Could you write out every entry exactly as it stands?

***** The input

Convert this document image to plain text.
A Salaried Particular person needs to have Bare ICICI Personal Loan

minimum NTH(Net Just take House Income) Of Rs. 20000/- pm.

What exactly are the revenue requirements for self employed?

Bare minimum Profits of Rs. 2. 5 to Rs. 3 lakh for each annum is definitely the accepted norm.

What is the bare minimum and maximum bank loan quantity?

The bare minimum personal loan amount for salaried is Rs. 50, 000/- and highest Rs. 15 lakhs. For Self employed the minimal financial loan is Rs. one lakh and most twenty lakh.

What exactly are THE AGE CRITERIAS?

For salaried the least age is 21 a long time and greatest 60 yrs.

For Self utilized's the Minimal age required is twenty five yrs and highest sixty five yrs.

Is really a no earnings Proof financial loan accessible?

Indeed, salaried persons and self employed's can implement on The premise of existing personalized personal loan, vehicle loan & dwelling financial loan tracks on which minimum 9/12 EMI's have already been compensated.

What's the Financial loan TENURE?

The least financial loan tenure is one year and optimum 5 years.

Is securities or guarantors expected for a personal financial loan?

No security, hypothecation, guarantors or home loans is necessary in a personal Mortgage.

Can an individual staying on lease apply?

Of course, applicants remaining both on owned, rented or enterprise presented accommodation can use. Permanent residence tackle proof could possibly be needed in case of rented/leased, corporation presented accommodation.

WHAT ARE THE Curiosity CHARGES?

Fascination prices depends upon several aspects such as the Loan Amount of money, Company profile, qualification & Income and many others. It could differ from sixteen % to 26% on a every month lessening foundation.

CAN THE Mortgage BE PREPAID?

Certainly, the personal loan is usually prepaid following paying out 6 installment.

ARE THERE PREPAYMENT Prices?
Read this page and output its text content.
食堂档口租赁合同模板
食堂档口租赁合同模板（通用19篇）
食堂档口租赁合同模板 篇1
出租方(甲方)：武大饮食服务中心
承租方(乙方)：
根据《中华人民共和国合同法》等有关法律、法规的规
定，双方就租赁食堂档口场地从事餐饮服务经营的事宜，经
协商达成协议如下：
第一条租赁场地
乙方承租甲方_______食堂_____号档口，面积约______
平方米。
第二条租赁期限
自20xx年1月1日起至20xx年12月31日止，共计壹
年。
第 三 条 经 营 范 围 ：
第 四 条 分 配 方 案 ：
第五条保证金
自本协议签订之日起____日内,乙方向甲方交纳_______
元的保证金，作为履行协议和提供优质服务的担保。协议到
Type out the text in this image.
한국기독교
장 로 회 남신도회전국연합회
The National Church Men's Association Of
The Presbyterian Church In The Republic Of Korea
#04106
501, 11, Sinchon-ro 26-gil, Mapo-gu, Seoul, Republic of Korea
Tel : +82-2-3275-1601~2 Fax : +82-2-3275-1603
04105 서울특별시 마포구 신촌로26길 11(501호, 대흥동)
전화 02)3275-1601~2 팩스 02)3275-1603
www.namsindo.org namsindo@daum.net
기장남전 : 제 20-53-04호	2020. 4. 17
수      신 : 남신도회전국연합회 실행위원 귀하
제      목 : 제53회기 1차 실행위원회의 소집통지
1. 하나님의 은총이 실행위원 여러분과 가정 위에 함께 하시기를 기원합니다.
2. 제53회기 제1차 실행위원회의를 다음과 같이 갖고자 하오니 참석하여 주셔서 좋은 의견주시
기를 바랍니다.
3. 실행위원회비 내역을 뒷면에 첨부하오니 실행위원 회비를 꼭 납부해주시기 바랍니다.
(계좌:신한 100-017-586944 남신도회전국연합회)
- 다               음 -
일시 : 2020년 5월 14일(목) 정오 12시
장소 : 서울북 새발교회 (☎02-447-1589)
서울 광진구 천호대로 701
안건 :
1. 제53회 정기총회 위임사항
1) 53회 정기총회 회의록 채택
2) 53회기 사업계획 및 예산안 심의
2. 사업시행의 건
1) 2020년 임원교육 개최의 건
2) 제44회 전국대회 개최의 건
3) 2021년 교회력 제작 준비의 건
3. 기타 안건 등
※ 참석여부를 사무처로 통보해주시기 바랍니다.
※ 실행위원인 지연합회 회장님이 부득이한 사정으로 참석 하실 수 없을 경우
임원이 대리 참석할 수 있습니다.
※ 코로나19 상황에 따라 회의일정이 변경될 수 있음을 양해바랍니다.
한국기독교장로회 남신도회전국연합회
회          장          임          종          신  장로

**********

> [Exercise response]
Convert this document image to plain text.
A Salaried Particular person needs to have Bare ICICI Personal Loan

minimum NTH(Net Just take House Income) Of Rs. 20000/- pm.

What exactly are the revenue requirements for self employed?

Bare minimum Profits of Rs. 2. 5 to Rs. 3 lakh for each annum is definitely the accepted norm.

What is the bare minimum and maximum bank loan quantity?

The bare minimum personal loan amount for salaried is Rs. 50, 000/- and highest Rs. 15 lakhs. For Self employed the minimal financial loan is Rs. one lakh and most twenty lakh.

What exactly are THE AGE CRITERIAS?

For salaried the least age is 21 a long time and greatest 60 yrs.

For Self utilized's the Minimal age required is twenty five yrs and highest sixty five yrs.

Is really a no earnings Proof financial loan accessible?

Indeed, salaried persons and self employed's can implement on The premise of existing personalized personal loan, vehicle loan & dwelling financial loan tracks on which minimum 9/12 EMI's have already been compensated.

What's the Financial loan TENURE?

The least financial loan tenure is one year and optimum 5 years.

Is securities or guarantors expected for a personal financial loan?

No security, hypothecation, guarantors or home loans is necessary in a personal Mortgage.

Can an individual staying on lease apply?

Of course, applicants remaining both on owned, rented or enterprise presented accommodation can use. Permanent residence tackle proof could possibly be needed in case of rented/leased, corporation presented accommodation.

WHAT ARE THE Curiosity CHARGES?

Fascination prices depends upon several aspects such as the Loan Amount of money, Company profile, qualification & Income and many others. It could differ from sixteen % to 26% on a every month lessening foundation.

CAN THE Mortgage BE PREPAID?

Certainly, the personal loan is usually prepaid following paying out 6 installment.

ARE THERE PREPAYMENT Prices?
Read this page and output its text content.
食堂档口租赁合同模板
食堂档口租赁合同模板（通用19篇）
食堂档口租赁合同模板 篇1
出租方(甲方)：武大饮食服务中心
承租方(乙方)：
根据《中华人民共和国合同法》等有关法律、法规的规
定，双方就租赁食堂档口场地从事餐饮服务经营的事宜，经
协商达成协议如下：
第一条租赁场地
乙方承租甲方_______食堂_____号档口，面积约______
平方米。
第二条租赁期限
自20xx年1月1日起至20xx年12月31日止，共计壹
年。
第 三 条 经 营 范 围 ：
第 四 条 分 配 方 案 ：
第五条保证金
自本协议签订之日起____日内,乙方向甲方交纳_______
元的保证金，作为履行协议和提供优质服务的担保。协议到
Type out the text in this image.
한국기독교
장 로 회 남신도회전국연합회
The National Church Men's Association Of
The Presbyterian Church In The Republic Of Korea
#04106
501, 11, Sinchon-ro 26-gil, Mapo-gu, Seoul, Republic of Korea
Tel : +82-2-3275-1601~2 Fax : +82-2-3275-1603
04105 서울특별시 마포구 신촌로26길 11(501호, 대흥동)
전화 02)3275-1601~2 팩스 02)3275-1603
www.namsindo.org namsindo@daum.net
기장남전 : 제 20-53-04호	2020. 4. 17
수      신 : 남신도회전국연합회 실행위원 귀하
제      목 : 제53회기 1차 실행위원회의 소집통지
1. 하나님의 은총이 실행위원 여러분과 가정 위에 함께 하시기를 기원합니다.
2. 제53회기 제1차 실행위원회의를 다음과 같이 갖고자 하오니 참석하여 주셔서 좋은 의견주시
기를 바랍니다.
3. 실행위원회비 내역을 뒷면에 첨부하오니 실행위원 회비를 꼭 납부해주시기 바랍니다.
(계좌:신한 100-017-586944 남신도회전국연합회)
- 다               음 -
일시 : 2020년 5월 14일(목) 정오 12시
장소 : 서울북 새발교회 (☎02-447-1589)
서울 광진구 천호대로 701
안건 :
1. 제53회 정기총회 위임사항
1) 53회 정기총회 회의록 채택
2) 53회기 사업계획 및 예산안 심의
2. 사업시행의 건
1) 2020년 임원교육 개최의 건
2) 제44회 전국대회 개최의 건
3) 2021년 교회력 제작 준비의 건
3. 기타 안건 등
※ 참석여부를 사무처로 통보해주시기 바랍니다.
※ 실행위원인 지연합회 회장님이 부득이한 사정으로 참석 하실 수 없을 경우
임원이 대리 참석할 수 있습니다.
※ 코로나19 상황에 따라 회의일정이 변경될 수 있음을 양해바랍니다.
한국기독교장로회 남신도회전국연합회
회          장          임          종          신  장로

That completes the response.